What this task involves: Reproduce the data exactly and drop any pictures it holds.

+++

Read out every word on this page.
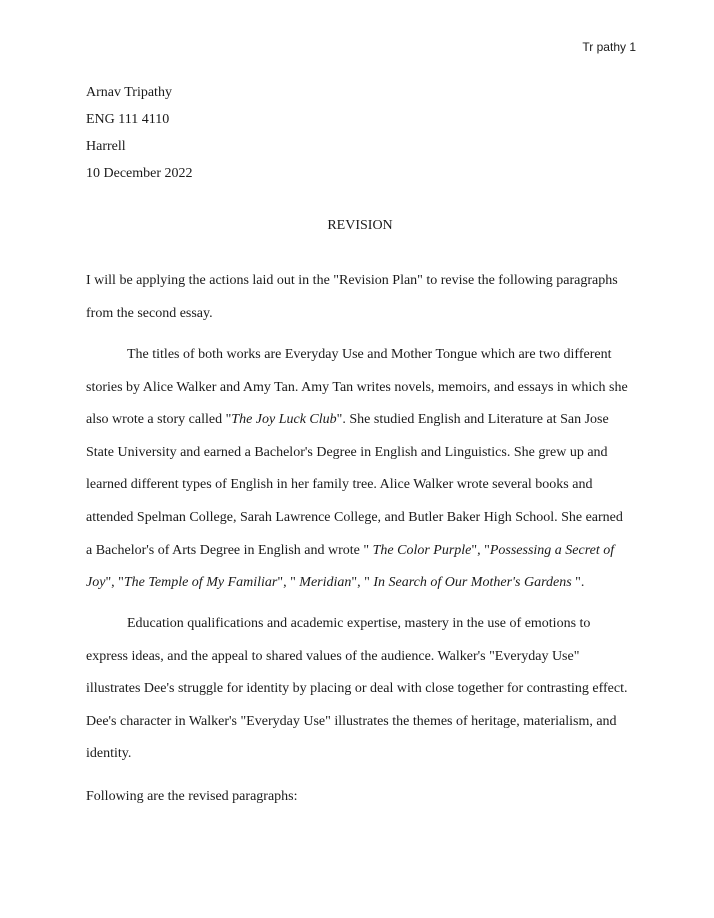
Tr pathy 1
Arnav Tripathy
ENG 111 4110
Harrell
10 December 2022
REVISION
I will be applying the actions laid out in the "Revision Plan" to revise the following paragraphs
from the second essay.
The titles of both works are Everyday Use and Mother Tongue which are two different
stories by Alice Walker and Amy Tan. Amy Tan writes novels, memoirs, and essays in which she
also wrote a story called "The Joy Luck Club". She studied English and Literature at San Jose
State University and earned a Bachelor's Degree in English and Linguistics. She grew up and
learned different types of English in her family tree. Alice Walker wrote several books and
attended Spelman College, Sarah Lawrence College, and Butler Baker High School. She earned
a Bachelor's of Arts Degree in English and wrote " The Color Purple", "Possessing a Secret of
Joy", "The Temple of My Familiar", " Meridian", " In Search of Our Mother's Gardens ".
Education qualifications and academic expertise, mastery in the use of emotions to
express ideas, and the appeal to shared values of the audience. Walker's "Everyday Use"
illustrates Dee's struggle for identity by placing or deal with close together for contrasting effect.
Dee's character in Walker's "Everyday Use" illustrates the themes of heritage, materialism, and
identity.
Following are the revised paragraphs:
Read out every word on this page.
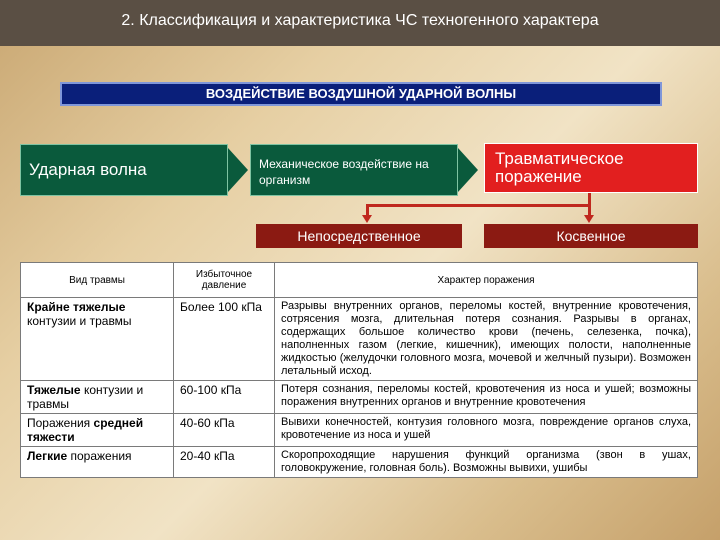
2. Классификация и характеристика ЧС техногенного характера
ВОЗДЕЙСТВИЕ ВОЗДУШНОЙ УДАРНОЙ ВОЛНЫ
Ударная волна	Механическое воздействие на организм
Травматическое поражение
Непосредственное	Косвенное
Вид травмы	Избыточное давление	Характер поражения
Крайне тяжелые контузии и травмы	Более 100 кПа	Разрывы внутренних органов, переломы костей, внутренние кровотечения, сотрясения мозга, длительная потеря сознания. Разрывы в органах, содержащих большое количество крови (печень, селезенка, почка), наполненных газом (легкие, кишечник), имеющих полости, наполненные жидкостью (желудочки головного мозга, мочевой и желчный пузыри). Возможен летальный исход.
Тяжелые контузии и травмы	60-100 кПа	Потеря сознания, переломы костей, кровотечения из носа и ушей; возможны поражения внутренних органов и внутренние кровотечения
Поражения средней тяжести	40-60 кПа	Вывихи конечностей, контузия головного мозга, повреждение органов слуха, кровотечение из носа и ушей
Легкие поражения	20-40 кПа	Скоропроходящие нарушения функций организма (звон в ушах, головокружение, головная боль). Возможны вывихи, ушибы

+++

The output:
Read out every word on this page.
Tr pathy 1
Arnav Tripathy
ENG 111 4110
Harrell
10 December 2022
REVISION
I will be applying the actions laid out in the "Revision Plan" to revise the following paragraphs
from the second essay.
The titles of both works are Everyday Use and Mother Tongue which are two different
stories by Alice Walker and Amy Tan. Amy Tan writes novels, memoirs, and essays in which she
also wrote a story called "The Joy Luck Club". She studied English and Literature at San Jose
State University and earned a Bachelor's Degree in English and Linguistics. She grew up and
learned different types of English in her family tree. Alice Walker wrote several books and
attended Spelman College, Sarah Lawrence College, and Butler Baker High School. She earned
a Bachelor's of Arts Degree in English and wrote " The Color Purple", "Possessing a Secret of
Joy", "The Temple of My Familiar", " Meridian", " In Search of Our Mother's Gardens ".
Education qualifications and academic expertise, mastery in the use of emotions to
express ideas, and the appeal to shared values of the audience. Walker's "Everyday Use"
illustrates Dee's struggle for identity by placing or deal with close together for contrasting effect.
Dee's character in Walker's "Everyday Use" illustrates the themes of heritage, materialism, and
identity.
Following are the revised paragraphs:
Read out every word on this page.
2. Классификация и характеристика ЧС техногенного характера
ВОЗДЕЙСТВИЕ ВОЗДУШНОЙ УДАРНОЙ ВОЛНЫ
Ударная волна	Механическое воздействие на организм
Травматическое поражение
Непосредственное	Косвенное
Вид травмы	Избыточное давление	Характер поражения
Крайне тяжелые контузии и травмы	Более 100 кПа	Разрывы внутренних органов, переломы костей, внутренние кровотечения, сотрясения мозга, длительная потеря сознания. Разрывы в органах, содержащих большое количество крови (печень, селезенка, почка), наполненных газом (легкие, кишечник), имеющих полости, наполненные жидкостью (желудочки головного мозга, мочевой и желчный пузыри). Возможен летальный исход.
Тяжелые контузии и травмы	60-100 кПа	Потеря сознания, переломы костей, кровотечения из носа и ушей; возможны поражения внутренних органов и внутренние кровотечения
Поражения средней тяжести	40-60 кПа	Вывихи конечностей, контузия головного мозга, повреждение органов слуха, кровотечение из носа и ушей
Легкие поражения	20-40 кПа	Скоропроходящие нарушения функций организма (звон в ушах, головокружение, головная боль). Возможны вывихи, ушибы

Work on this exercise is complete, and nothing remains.